• What you should do: Tally the lines in the records underneath that contain the string "الهندسة", and state the figure by itself.

• Provided records:
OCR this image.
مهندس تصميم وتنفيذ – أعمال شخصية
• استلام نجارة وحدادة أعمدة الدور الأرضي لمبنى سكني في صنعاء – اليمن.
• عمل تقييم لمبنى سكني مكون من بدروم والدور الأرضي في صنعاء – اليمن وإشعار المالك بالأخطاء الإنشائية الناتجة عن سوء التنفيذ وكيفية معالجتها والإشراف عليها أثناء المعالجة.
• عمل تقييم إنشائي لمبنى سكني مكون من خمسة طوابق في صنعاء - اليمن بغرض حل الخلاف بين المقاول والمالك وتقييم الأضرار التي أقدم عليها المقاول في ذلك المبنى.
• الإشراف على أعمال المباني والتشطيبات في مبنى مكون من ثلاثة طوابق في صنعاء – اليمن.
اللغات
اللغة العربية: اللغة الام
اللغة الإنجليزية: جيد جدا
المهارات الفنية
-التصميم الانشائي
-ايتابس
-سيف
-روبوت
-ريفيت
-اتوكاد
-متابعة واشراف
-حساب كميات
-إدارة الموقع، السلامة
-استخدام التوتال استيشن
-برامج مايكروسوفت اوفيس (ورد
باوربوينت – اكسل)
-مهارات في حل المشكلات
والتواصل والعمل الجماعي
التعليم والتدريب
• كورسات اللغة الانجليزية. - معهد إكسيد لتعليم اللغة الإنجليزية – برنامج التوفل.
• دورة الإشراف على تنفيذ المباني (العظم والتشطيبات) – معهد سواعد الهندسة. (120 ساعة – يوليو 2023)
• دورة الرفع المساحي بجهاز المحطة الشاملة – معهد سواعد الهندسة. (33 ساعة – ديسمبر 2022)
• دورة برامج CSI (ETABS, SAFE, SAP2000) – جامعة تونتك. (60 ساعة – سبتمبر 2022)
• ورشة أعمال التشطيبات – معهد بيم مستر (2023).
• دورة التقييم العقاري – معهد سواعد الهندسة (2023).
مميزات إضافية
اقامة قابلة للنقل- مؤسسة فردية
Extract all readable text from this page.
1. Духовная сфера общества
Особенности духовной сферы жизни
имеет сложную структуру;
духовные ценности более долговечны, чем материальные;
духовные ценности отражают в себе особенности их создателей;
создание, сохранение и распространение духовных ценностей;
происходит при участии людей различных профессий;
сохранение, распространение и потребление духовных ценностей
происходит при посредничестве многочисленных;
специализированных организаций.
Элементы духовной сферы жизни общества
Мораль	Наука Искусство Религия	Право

• Task solution: 3